(Collected data)
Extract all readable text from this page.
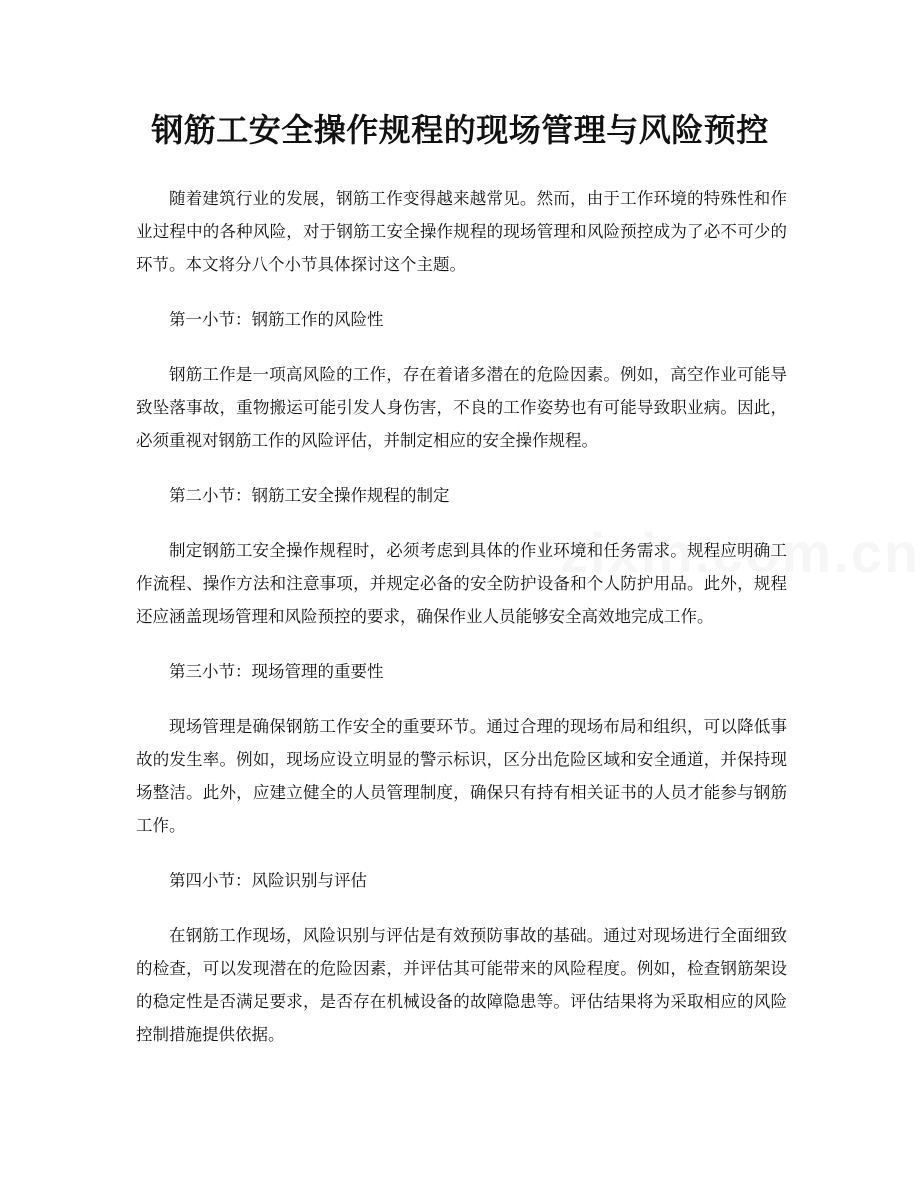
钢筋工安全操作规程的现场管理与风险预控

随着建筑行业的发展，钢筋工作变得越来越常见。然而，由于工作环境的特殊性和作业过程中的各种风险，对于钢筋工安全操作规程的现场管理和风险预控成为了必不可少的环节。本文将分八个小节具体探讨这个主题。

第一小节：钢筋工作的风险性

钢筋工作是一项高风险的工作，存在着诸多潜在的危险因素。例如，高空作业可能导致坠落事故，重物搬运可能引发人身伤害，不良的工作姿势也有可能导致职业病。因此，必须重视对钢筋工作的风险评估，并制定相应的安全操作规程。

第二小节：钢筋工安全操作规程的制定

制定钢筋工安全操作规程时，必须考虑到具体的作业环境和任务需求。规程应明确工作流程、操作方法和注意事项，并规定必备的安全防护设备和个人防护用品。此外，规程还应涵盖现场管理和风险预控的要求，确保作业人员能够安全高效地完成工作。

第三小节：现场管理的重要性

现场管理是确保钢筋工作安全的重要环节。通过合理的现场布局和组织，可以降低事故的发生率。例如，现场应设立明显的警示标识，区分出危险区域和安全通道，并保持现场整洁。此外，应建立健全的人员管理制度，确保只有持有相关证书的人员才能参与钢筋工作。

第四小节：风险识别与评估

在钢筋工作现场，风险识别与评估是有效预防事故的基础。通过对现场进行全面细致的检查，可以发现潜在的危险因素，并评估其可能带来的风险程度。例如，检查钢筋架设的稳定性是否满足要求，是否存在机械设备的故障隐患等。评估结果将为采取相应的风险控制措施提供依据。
---
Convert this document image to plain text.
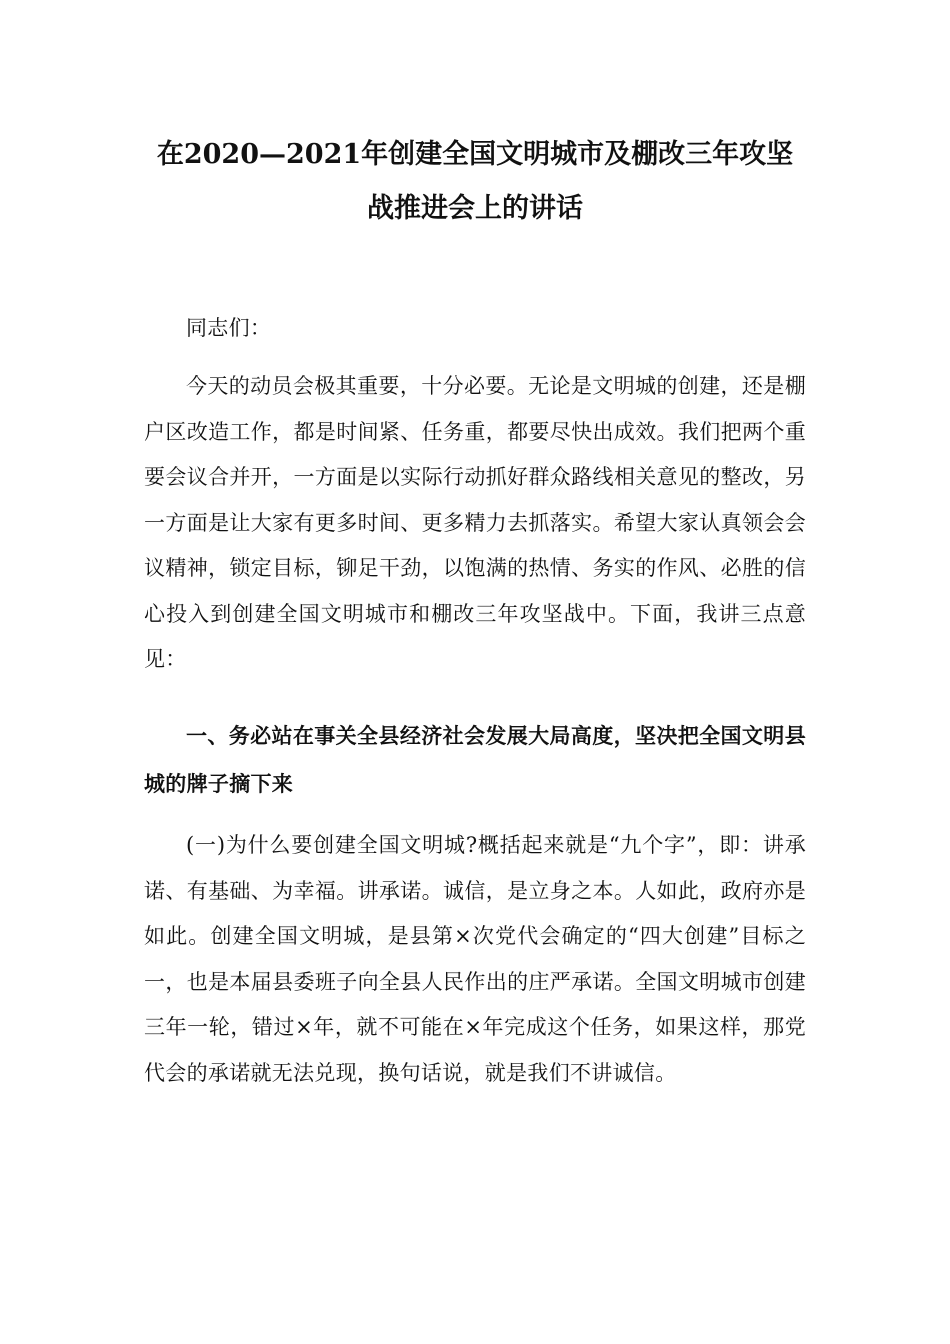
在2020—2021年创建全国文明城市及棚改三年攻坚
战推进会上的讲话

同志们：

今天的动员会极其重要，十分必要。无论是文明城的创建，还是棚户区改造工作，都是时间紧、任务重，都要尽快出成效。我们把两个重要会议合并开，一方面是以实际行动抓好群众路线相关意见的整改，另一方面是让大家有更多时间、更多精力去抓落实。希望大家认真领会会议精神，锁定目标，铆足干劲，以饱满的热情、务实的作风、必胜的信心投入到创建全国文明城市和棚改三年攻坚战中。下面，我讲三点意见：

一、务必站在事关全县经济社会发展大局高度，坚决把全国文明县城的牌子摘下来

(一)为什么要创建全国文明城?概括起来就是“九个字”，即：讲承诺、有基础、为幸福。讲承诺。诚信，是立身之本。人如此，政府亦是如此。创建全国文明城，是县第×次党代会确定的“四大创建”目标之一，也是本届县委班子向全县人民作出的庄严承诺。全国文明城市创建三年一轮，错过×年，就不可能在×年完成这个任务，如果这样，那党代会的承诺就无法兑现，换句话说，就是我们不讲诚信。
--
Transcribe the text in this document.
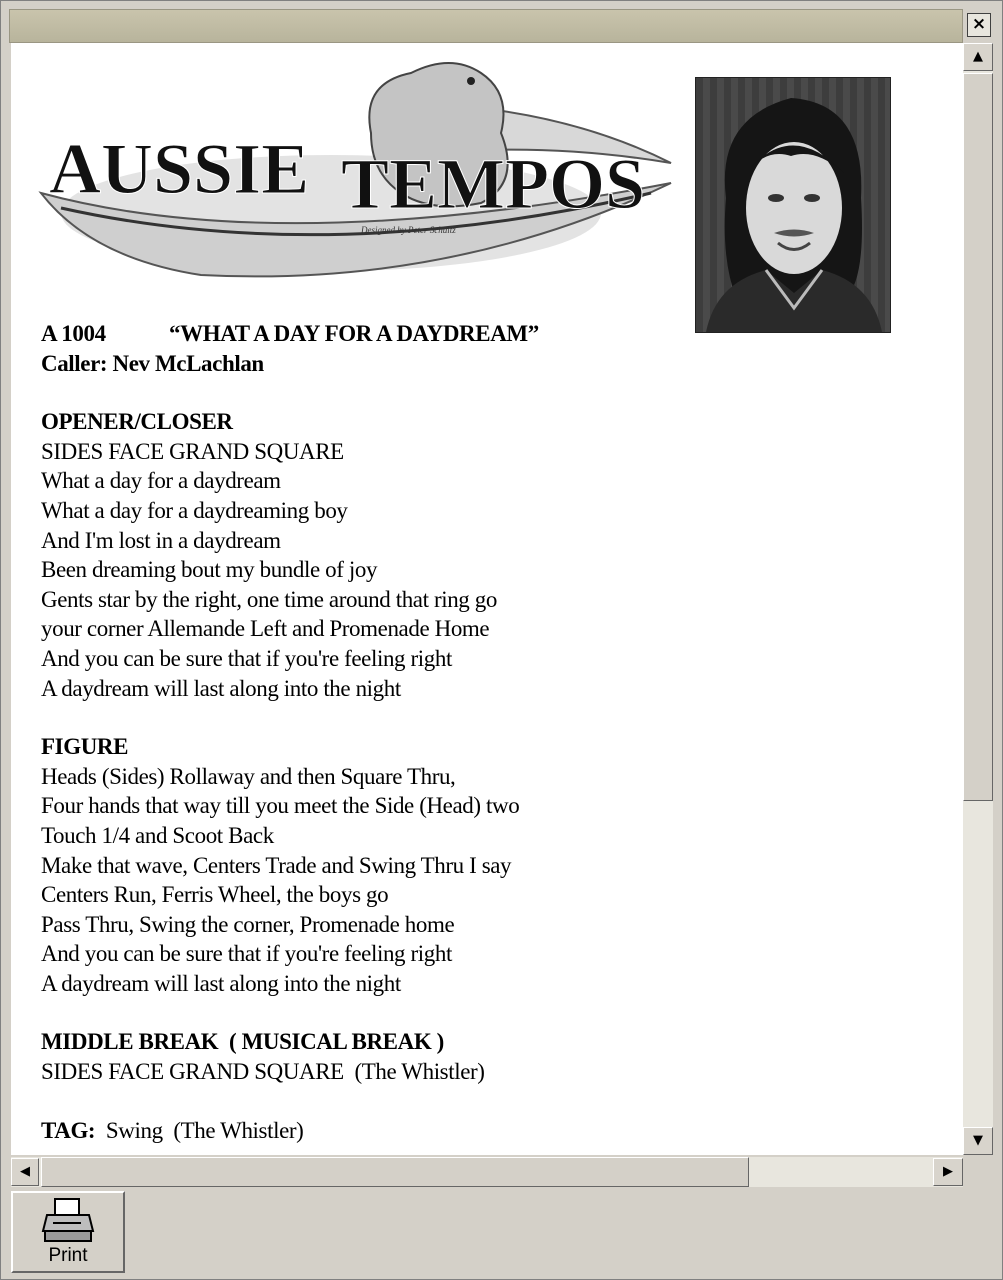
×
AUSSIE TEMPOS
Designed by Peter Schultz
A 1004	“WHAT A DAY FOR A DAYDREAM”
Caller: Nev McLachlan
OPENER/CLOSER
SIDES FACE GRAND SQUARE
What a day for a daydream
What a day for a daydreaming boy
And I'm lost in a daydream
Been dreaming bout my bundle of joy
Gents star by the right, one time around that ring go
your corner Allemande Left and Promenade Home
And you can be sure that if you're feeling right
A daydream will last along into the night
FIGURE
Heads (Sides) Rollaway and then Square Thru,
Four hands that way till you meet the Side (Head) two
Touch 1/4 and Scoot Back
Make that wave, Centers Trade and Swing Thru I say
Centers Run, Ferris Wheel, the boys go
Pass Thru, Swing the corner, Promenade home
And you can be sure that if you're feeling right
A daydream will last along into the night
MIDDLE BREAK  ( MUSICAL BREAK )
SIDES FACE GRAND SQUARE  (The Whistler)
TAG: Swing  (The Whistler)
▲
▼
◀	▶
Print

Direction:
Find every line containing the word "text", then give the total and nothing more.

Task solution:
3